Page image transcription data:
----

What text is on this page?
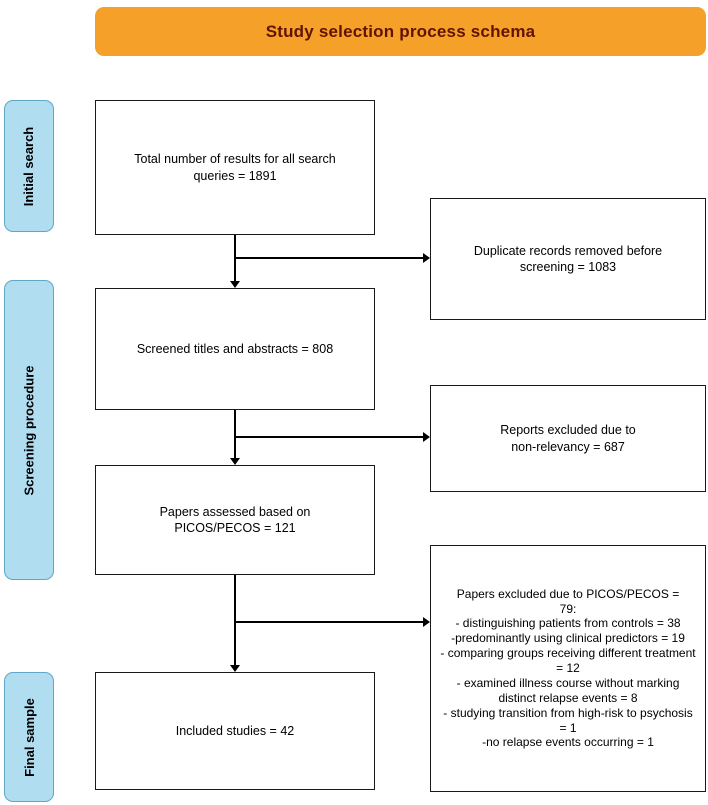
Study selection process schema
Initial search
Screening procedure
Final sample
Total number of results for all search
queries = 1891
Screened titles and abstracts = 808
Papers assessed based on
PICOS/PECOS = 121
Included studies = 42
Duplicate records removed before
screening = 1083
Reports excluded due to
non-relevancy = 687
Papers excluded due to PICOS/PECOS =
79:
- distinguishing patients from controls = 38
-predominantly using clinical predictors = 19
- comparing groups receiving different treatment = 12
- examined illness course without marking distinct relapse events = 8
- studying transition from high-risk to psychosis = 1
-no relapse events occurring = 1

----

Although the records contain pictures, print only the rest, exactly as written.

What text is on this page?
Study selection process schema
Initial search
Screening procedure
Final sample
Total number of results for all search
queries = 1891
Screened titles and abstracts = 808
Papers assessed based on
PICOS/PECOS = 121
Included studies = 42
Duplicate records removed before
screening = 1083
Reports excluded due to
non-relevancy = 687
Papers excluded due to PICOS/PECOS =
79:
- distinguishing patients from controls = 38
-predominantly using clinical predictors = 19
- comparing groups receiving different treatment = 12
- examined illness course without marking distinct relapse events = 8
- studying transition from high-risk to psychosis = 1
-no relapse events occurring = 1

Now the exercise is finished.